* Structured figure records:
====

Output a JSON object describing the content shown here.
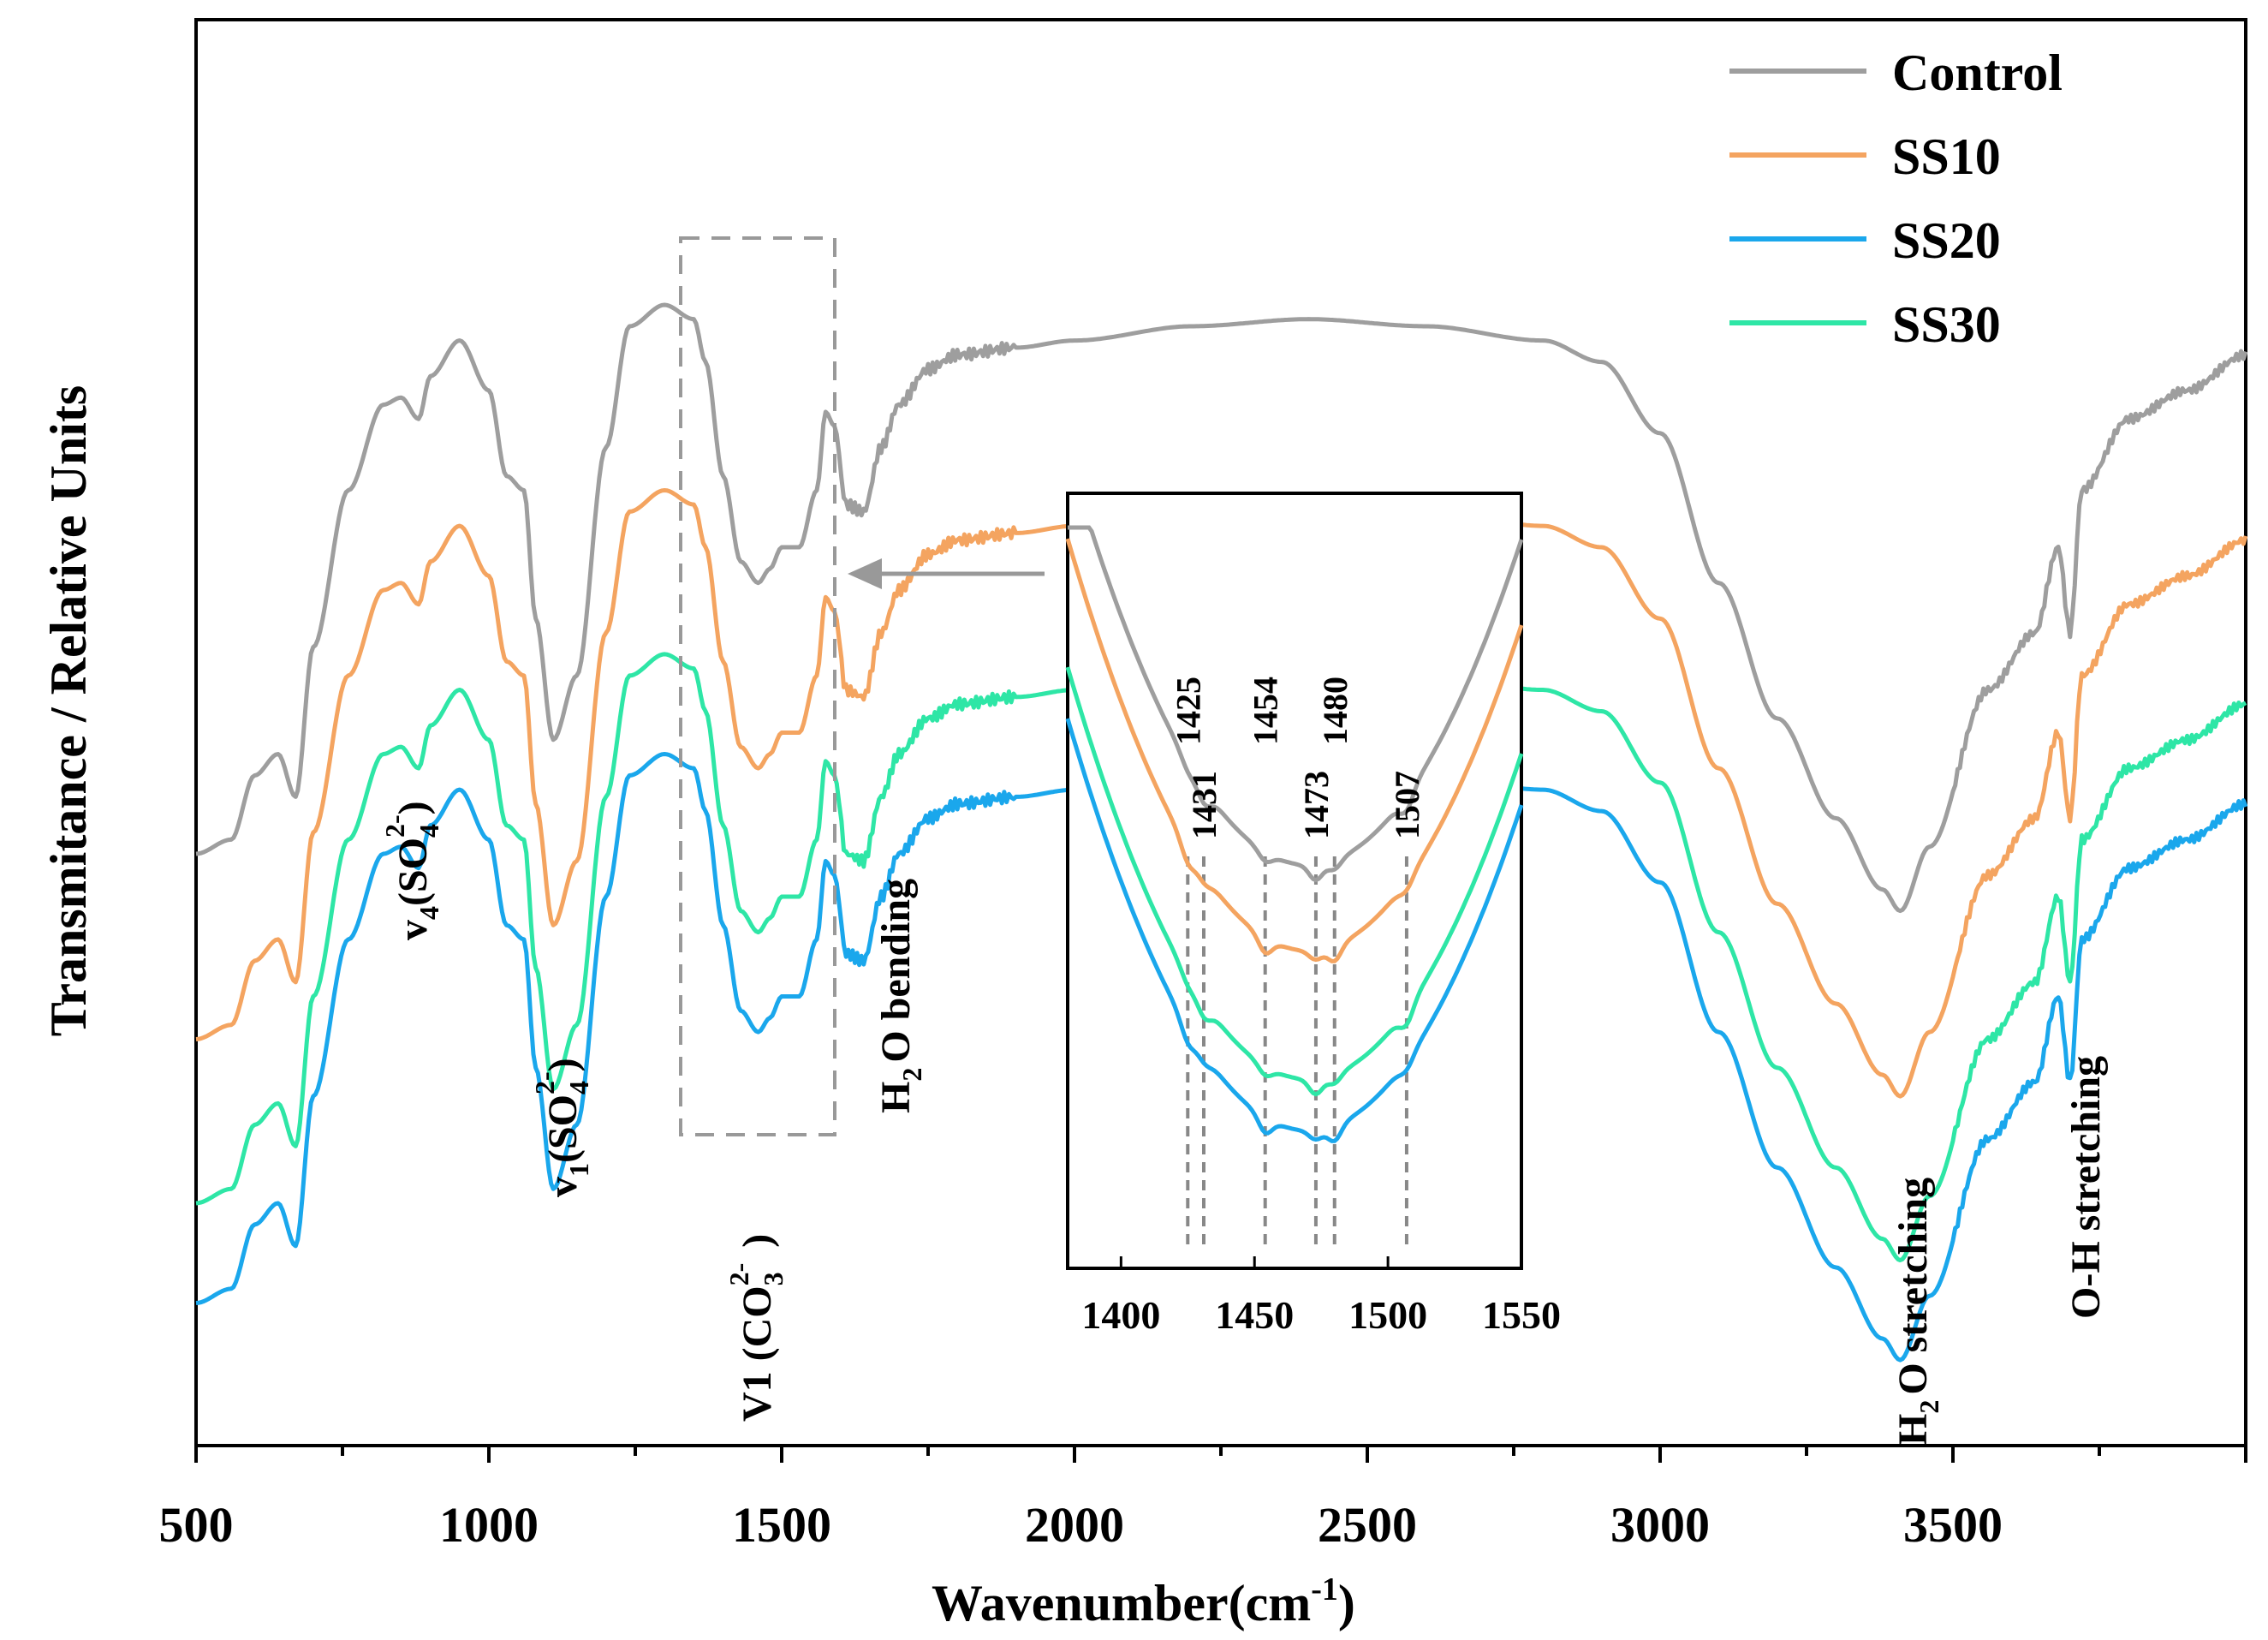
{
  "chart_data": {
    "type": "line",
    "xlabel": "Wavenumber(cm",
    "xlabel_sup": "-1",
    "xlabel_close": ")",
    "ylabel": "Transmitance / Relative Units",
    "xlim": [
      500,
      4000
    ],
    "x_ticks": [
      "500",
      "1000",
      "1500",
      "2000",
      "2500",
      "3000",
      "3500"
    ],
    "legend": [
      {
        "name": "Control",
        "color": "#9e9e9e"
      },
      {
        "name": "SS10",
        "color": "#f4a460"
      },
      {
        "name": "SS20",
        "color": "#1aa7ec"
      },
      {
        "name": "SS30",
        "color": "#2ee6a6"
      }
    ],
    "series": [
      {
        "name": "Control",
        "color": "#9e9e9e",
        "offset": 0,
        "points": [
          [
            500,
            0.585
          ],
          [
            560,
            0.575
          ],
          [
            600,
            0.53
          ],
          [
            640,
            0.515
          ],
          [
            670,
            0.545
          ],
          [
            700,
            0.44
          ],
          [
            760,
            0.33
          ],
          [
            820,
            0.27
          ],
          [
            850,
            0.265
          ],
          [
            880,
            0.28
          ],
          [
            900,
            0.25
          ],
          [
            950,
            0.225
          ],
          [
            1000,
            0.26
          ],
          [
            1030,
            0.32
          ],
          [
            1060,
            0.33
          ],
          [
            1080,
            0.42
          ],
          [
            1110,
            0.505
          ],
          [
            1150,
            0.46
          ],
          [
            1200,
            0.3
          ],
          [
            1240,
            0.215
          ],
          [
            1300,
            0.2
          ],
          [
            1350,
            0.21
          ],
          [
            1370,
            0.24
          ],
          [
            1400,
            0.32
          ],
          [
            1430,
            0.38
          ],
          [
            1460,
            0.395
          ],
          [
            1480,
            0.385
          ],
          [
            1500,
            0.37
          ],
          [
            1530,
            0.37
          ],
          [
            1560,
            0.33
          ],
          [
            1575,
            0.275
          ],
          [
            1590,
            0.285
          ],
          [
            1610,
            0.34
          ],
          [
            1640,
            0.345
          ],
          [
            1670,
            0.3
          ],
          [
            1700,
            0.27
          ],
          [
            1750,
            0.245
          ],
          [
            1800,
            0.235
          ],
          [
            1900,
            0.23
          ],
          [
            2000,
            0.225
          ],
          [
            2200,
            0.215
          ],
          [
            2400,
            0.21
          ],
          [
            2600,
            0.215
          ],
          [
            2800,
            0.225
          ],
          [
            2900,
            0.24
          ],
          [
            3000,
            0.29
          ],
          [
            3100,
            0.395
          ],
          [
            3200,
            0.49
          ],
          [
            3300,
            0.56
          ],
          [
            3380,
            0.61
          ],
          [
            3410,
            0.625
          ],
          [
            3460,
            0.58
          ],
          [
            3560,
            0.47
          ],
          [
            3640,
            0.43
          ],
          [
            3680,
            0.37
          ],
          [
            3700,
            0.43
          ],
          [
            3720,
            0.33
          ],
          [
            3800,
            0.28
          ],
          [
            3900,
            0.26
          ],
          [
            4000,
            0.235
          ]
        ]
      },
      {
        "name": "SS10",
        "color": "#f4a460",
        "offset": 0.13,
        "points": [
          [
            500,
            0.585
          ],
          [
            560,
            0.575
          ],
          [
            600,
            0.53
          ],
          [
            640,
            0.515
          ],
          [
            670,
            0.545
          ],
          [
            700,
            0.44
          ],
          [
            760,
            0.33
          ],
          [
            820,
            0.27
          ],
          [
            850,
            0.265
          ],
          [
            880,
            0.28
          ],
          [
            900,
            0.25
          ],
          [
            950,
            0.225
          ],
          [
            1000,
            0.26
          ],
          [
            1030,
            0.32
          ],
          [
            1060,
            0.33
          ],
          [
            1080,
            0.42
          ],
          [
            1110,
            0.505
          ],
          [
            1150,
            0.46
          ],
          [
            1200,
            0.3
          ],
          [
            1240,
            0.215
          ],
          [
            1300,
            0.2
          ],
          [
            1350,
            0.21
          ],
          [
            1370,
            0.24
          ],
          [
            1400,
            0.32
          ],
          [
            1430,
            0.38
          ],
          [
            1460,
            0.395
          ],
          [
            1480,
            0.385
          ],
          [
            1500,
            0.37
          ],
          [
            1530,
            0.37
          ],
          [
            1560,
            0.33
          ],
          [
            1575,
            0.275
          ],
          [
            1590,
            0.285
          ],
          [
            1610,
            0.34
          ],
          [
            1640,
            0.345
          ],
          [
            1670,
            0.3
          ],
          [
            1700,
            0.27
          ],
          [
            1750,
            0.245
          ],
          [
            1800,
            0.235
          ],
          [
            1900,
            0.23
          ],
          [
            2000,
            0.225
          ],
          [
            2200,
            0.215
          ],
          [
            2400,
            0.21
          ],
          [
            2600,
            0.215
          ],
          [
            2800,
            0.225
          ],
          [
            2900,
            0.24
          ],
          [
            3000,
            0.29
          ],
          [
            3100,
            0.395
          ],
          [
            3200,
            0.49
          ],
          [
            3300,
            0.56
          ],
          [
            3380,
            0.61
          ],
          [
            3410,
            0.625
          ],
          [
            3460,
            0.58
          ],
          [
            3560,
            0.47
          ],
          [
            3640,
            0.43
          ],
          [
            3680,
            0.37
          ],
          [
            3700,
            0.43
          ],
          [
            3720,
            0.33
          ],
          [
            3800,
            0.28
          ],
          [
            3900,
            0.26
          ],
          [
            4000,
            0.235
          ]
        ]
      },
      {
        "name": "SS30",
        "color": "#2ee6a6",
        "offset": 0.245,
        "points": [
          [
            500,
            0.585
          ],
          [
            560,
            0.575
          ],
          [
            600,
            0.53
          ],
          [
            640,
            0.515
          ],
          [
            670,
            0.545
          ],
          [
            700,
            0.44
          ],
          [
            760,
            0.33
          ],
          [
            820,
            0.27
          ],
          [
            850,
            0.265
          ],
          [
            880,
            0.28
          ],
          [
            900,
            0.25
          ],
          [
            950,
            0.225
          ],
          [
            1000,
            0.26
          ],
          [
            1030,
            0.32
          ],
          [
            1060,
            0.33
          ],
          [
            1080,
            0.42
          ],
          [
            1110,
            0.505
          ],
          [
            1150,
            0.46
          ],
          [
            1200,
            0.3
          ],
          [
            1240,
            0.215
          ],
          [
            1300,
            0.2
          ],
          [
            1350,
            0.21
          ],
          [
            1370,
            0.24
          ],
          [
            1400,
            0.32
          ],
          [
            1430,
            0.38
          ],
          [
            1460,
            0.395
          ],
          [
            1480,
            0.385
          ],
          [
            1500,
            0.37
          ],
          [
            1530,
            0.37
          ],
          [
            1560,
            0.33
          ],
          [
            1575,
            0.275
          ],
          [
            1590,
            0.285
          ],
          [
            1610,
            0.34
          ],
          [
            1640,
            0.345
          ],
          [
            1670,
            0.3
          ],
          [
            1700,
            0.27
          ],
          [
            1750,
            0.245
          ],
          [
            1800,
            0.235
          ],
          [
            1900,
            0.23
          ],
          [
            2000,
            0.225
          ],
          [
            2200,
            0.215
          ],
          [
            2400,
            0.21
          ],
          [
            2600,
            0.215
          ],
          [
            2800,
            0.225
          ],
          [
            2900,
            0.24
          ],
          [
            3000,
            0.29
          ],
          [
            3100,
            0.395
          ],
          [
            3200,
            0.49
          ],
          [
            3300,
            0.56
          ],
          [
            3380,
            0.61
          ],
          [
            3410,
            0.625
          ],
          [
            3460,
            0.58
          ],
          [
            3560,
            0.47
          ],
          [
            3640,
            0.43
          ],
          [
            3680,
            0.37
          ],
          [
            3700,
            0.43
          ],
          [
            3720,
            0.33
          ],
          [
            3800,
            0.28
          ],
          [
            3900,
            0.26
          ],
          [
            4000,
            0.235
          ]
        ]
      },
      {
        "name": "SS20",
        "color": "#1aa7ec",
        "offset": 0.315,
        "points": [
          [
            500,
            0.585
          ],
          [
            560,
            0.575
          ],
          [
            600,
            0.53
          ],
          [
            640,
            0.515
          ],
          [
            670,
            0.545
          ],
          [
            700,
            0.44
          ],
          [
            760,
            0.33
          ],
          [
            820,
            0.27
          ],
          [
            850,
            0.265
          ],
          [
            880,
            0.28
          ],
          [
            900,
            0.25
          ],
          [
            950,
            0.225
          ],
          [
            1000,
            0.26
          ],
          [
            1030,
            0.32
          ],
          [
            1060,
            0.33
          ],
          [
            1080,
            0.42
          ],
          [
            1110,
            0.505
          ],
          [
            1150,
            0.46
          ],
          [
            1200,
            0.3
          ],
          [
            1240,
            0.215
          ],
          [
            1300,
            0.2
          ],
          [
            1350,
            0.21
          ],
          [
            1370,
            0.24
          ],
          [
            1400,
            0.32
          ],
          [
            1430,
            0.38
          ],
          [
            1460,
            0.395
          ],
          [
            1480,
            0.385
          ],
          [
            1500,
            0.37
          ],
          [
            1530,
            0.37
          ],
          [
            1560,
            0.33
          ],
          [
            1575,
            0.275
          ],
          [
            1590,
            0.285
          ],
          [
            1610,
            0.34
          ],
          [
            1640,
            0.345
          ],
          [
            1670,
            0.3
          ],
          [
            1700,
            0.27
          ],
          [
            1750,
            0.245
          ],
          [
            1800,
            0.235
          ],
          [
            1900,
            0.23
          ],
          [
            2000,
            0.225
          ],
          [
            2200,
            0.215
          ],
          [
            2400,
            0.21
          ],
          [
            2600,
            0.215
          ],
          [
            2800,
            0.225
          ],
          [
            2900,
            0.24
          ],
          [
            3000,
            0.29
          ],
          [
            3100,
            0.395
          ],
          [
            3200,
            0.49
          ],
          [
            3300,
            0.56
          ],
          [
            3380,
            0.61
          ],
          [
            3410,
            0.625
          ],
          [
            3460,
            0.58
          ],
          [
            3560,
            0.47
          ],
          [
            3640,
            0.43
          ],
          [
            3680,
            0.37
          ],
          [
            3700,
            0.43
          ],
          [
            3720,
            0.33
          ],
          [
            3800,
            0.28
          ],
          [
            3900,
            0.26
          ],
          [
            4000,
            0.235
          ]
        ]
      }
    ],
    "annotations": {
      "v4_so4": {
        "main": "v",
        "sub": "4",
        "species": "(SO",
        "sub2": "4",
        "sup": "2-",
        "close": ")"
      },
      "v1_so4": {
        "main": "v",
        "sub": "1",
        "species": "(SO",
        "sub2": "4",
        "sup": "2-",
        "close": ")"
      },
      "v1_co3": {
        "main": "V1 (CO",
        "sub": "3",
        "sup": "2-",
        "close": ")"
      },
      "h2o_bending": {
        "main": "H",
        "sub": "2",
        "rest": "O bending"
      },
      "h2o_stretching": {
        "main": "H",
        "sub": "2",
        "rest": "O stretching"
      },
      "oh_stretching": {
        "text": "O-H stretching"
      }
    },
    "inset": {
      "xlim": [
        1380,
        1550
      ],
      "x_ticks": [
        "1400",
        "1450",
        "1500",
        "1550"
      ],
      "peak_labels": [
        "1425",
        "1431",
        "1454",
        "1473",
        "1480",
        "1507"
      ],
      "peak_positions": [
        1425,
        1431,
        1454,
        1473,
        1480,
        1507
      ]
    }
  }
}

====

* Given instruction: Using the listing, collect all lines in which the string "offset" is found.

* Expected answer:
        "offset": 0,
        "offset": 0.13,
        "offset": 0.245,
        "offset": 0.315,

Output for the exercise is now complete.